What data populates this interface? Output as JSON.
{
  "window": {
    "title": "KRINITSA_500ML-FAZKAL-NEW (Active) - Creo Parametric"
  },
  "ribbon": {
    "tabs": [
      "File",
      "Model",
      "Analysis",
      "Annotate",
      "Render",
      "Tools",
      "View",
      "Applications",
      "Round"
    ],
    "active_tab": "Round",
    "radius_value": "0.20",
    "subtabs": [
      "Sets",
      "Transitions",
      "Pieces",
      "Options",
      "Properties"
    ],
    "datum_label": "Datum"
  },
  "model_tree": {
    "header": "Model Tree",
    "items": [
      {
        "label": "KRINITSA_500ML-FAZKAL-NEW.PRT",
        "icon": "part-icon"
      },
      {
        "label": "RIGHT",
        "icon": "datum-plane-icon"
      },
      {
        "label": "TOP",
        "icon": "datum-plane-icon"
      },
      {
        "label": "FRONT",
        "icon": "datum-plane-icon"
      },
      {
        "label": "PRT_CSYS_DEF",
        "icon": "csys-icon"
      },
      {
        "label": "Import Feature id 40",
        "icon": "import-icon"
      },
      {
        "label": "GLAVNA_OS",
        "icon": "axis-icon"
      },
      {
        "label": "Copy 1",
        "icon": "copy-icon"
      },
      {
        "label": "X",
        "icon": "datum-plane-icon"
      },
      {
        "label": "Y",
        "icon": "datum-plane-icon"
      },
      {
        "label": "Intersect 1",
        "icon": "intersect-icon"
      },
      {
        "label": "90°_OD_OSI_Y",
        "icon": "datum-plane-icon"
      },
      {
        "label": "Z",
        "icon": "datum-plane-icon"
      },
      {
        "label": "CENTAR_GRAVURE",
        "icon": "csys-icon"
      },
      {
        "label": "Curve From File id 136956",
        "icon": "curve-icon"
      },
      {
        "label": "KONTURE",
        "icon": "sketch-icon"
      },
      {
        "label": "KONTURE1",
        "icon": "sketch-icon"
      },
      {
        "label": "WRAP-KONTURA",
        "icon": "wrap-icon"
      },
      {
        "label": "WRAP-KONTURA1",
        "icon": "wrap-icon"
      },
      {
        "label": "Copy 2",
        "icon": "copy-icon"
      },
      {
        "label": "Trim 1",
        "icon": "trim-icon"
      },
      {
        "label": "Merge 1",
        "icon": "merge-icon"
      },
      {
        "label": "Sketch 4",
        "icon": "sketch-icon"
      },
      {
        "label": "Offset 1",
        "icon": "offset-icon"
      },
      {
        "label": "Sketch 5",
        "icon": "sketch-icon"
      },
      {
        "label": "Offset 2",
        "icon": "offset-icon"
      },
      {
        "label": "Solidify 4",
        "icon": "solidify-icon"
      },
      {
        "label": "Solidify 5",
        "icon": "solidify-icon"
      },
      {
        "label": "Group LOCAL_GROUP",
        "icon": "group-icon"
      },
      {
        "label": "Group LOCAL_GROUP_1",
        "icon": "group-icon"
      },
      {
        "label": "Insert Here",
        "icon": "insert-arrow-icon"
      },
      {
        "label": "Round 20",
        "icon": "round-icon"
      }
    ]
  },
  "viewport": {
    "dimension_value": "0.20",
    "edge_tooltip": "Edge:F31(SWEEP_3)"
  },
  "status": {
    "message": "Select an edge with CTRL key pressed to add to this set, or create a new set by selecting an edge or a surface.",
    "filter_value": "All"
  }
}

YOUR OBJECTIVE ->
Reproduce the entries above in full by retyping them exactly.

CORRECT RESPONSE ->
What data populates this interface? Output as JSON.
{
  "window": {
    "title": "KRINITSA_500ML-FAZKAL-NEW (Active) - Creo Parametric"
  },
  "ribbon": {
    "tabs": [
      "File",
      "Model",
      "Analysis",
      "Annotate",
      "Render",
      "Tools",
      "View",
      "Applications",
      "Round"
    ],
    "active_tab": "Round",
    "radius_value": "0.20",
    "subtabs": [
      "Sets",
      "Transitions",
      "Pieces",
      "Options",
      "Properties"
    ],
    "datum_label": "Datum"
  },
  "model_tree": {
    "header": "Model Tree",
    "items": [
      {
        "label": "KRINITSA_500ML-FAZKAL-NEW.PRT",
        "icon": "part-icon"
      },
      {
        "label": "RIGHT",
        "icon": "datum-plane-icon"
      },
      {
        "label": "TOP",
        "icon": "datum-plane-icon"
      },
      {
        "label": "FRONT",
        "icon": "datum-plane-icon"
      },
      {
        "label": "PRT_CSYS_DEF",
        "icon": "csys-icon"
      },
      {
        "label": "Import Feature id 40",
        "icon": "import-icon"
      },
      {
        "label": "GLAVNA_OS",
        "icon": "axis-icon"
      },
      {
        "label": "Copy 1",
        "icon": "copy-icon"
      },
      {
        "label": "X",
        "icon": "datum-plane-icon"
      },
      {
        "label": "Y",
        "icon": "datum-plane-icon"
      },
      {
        "label": "Intersect 1",
        "icon": "intersect-icon"
      },
      {
        "label": "90°_OD_OSI_Y",
        "icon": "datum-plane-icon"
      },
      {
        "label": "Z",
        "icon": "datum-plane-icon"
      },
      {
        "label": "CENTAR_GRAVURE",
        "icon": "csys-icon"
      },
      {
        "label": "Curve From File id 136956",
        "icon": "curve-icon"
      },
      {
        "label": "KONTURE",
        "icon": "sketch-icon"
      },
      {
        "label": "KONTURE1",
        "icon": "sketch-icon"
      },
      {
        "label": "WRAP-KONTURA",
        "icon": "wrap-icon"
      },
      {
        "label": "WRAP-KONTURA1",
        "icon": "wrap-icon"
      },
      {
        "label": "Copy 2",
        "icon": "copy-icon"
      },
      {
        "label": "Trim 1",
        "icon": "trim-icon"
      },
      {
        "label": "Merge 1",
        "icon": "merge-icon"
      },
      {
        "label": "Sketch 4",
        "icon": "sketch-icon"
      },
      {
        "label": "Offset 1",
        "icon": "offset-icon"
      },
      {
        "label": "Sketch 5",
        "icon": "sketch-icon"
      },
      {
        "label": "Offset 2",
        "icon": "offset-icon"
      },
      {
        "label": "Solidify 4",
        "icon": "solidify-icon"
      },
      {
        "label": "Solidify 5",
        "icon": "solidify-icon"
      },
      {
        "label": "Group LOCAL_GROUP",
        "icon": "group-icon"
      },
      {
        "label": "Group LOCAL_GROUP_1",
        "icon": "group-icon"
      },
      {
        "label": "Insert Here",
        "icon": "insert-arrow-icon"
      },
      {
        "label": "Round 20",
        "icon": "round-icon"
      }
    ]
  },
  "viewport": {
    "dimension_value": "0.20",
    "edge_tooltip": "Edge:F31(SWEEP_3)"
  },
  "status": {
    "message": "Select an edge with CTRL key pressed to add to this set, or create a new set by selecting an edge or a surface.",
    "filter_value": "All"
  }
}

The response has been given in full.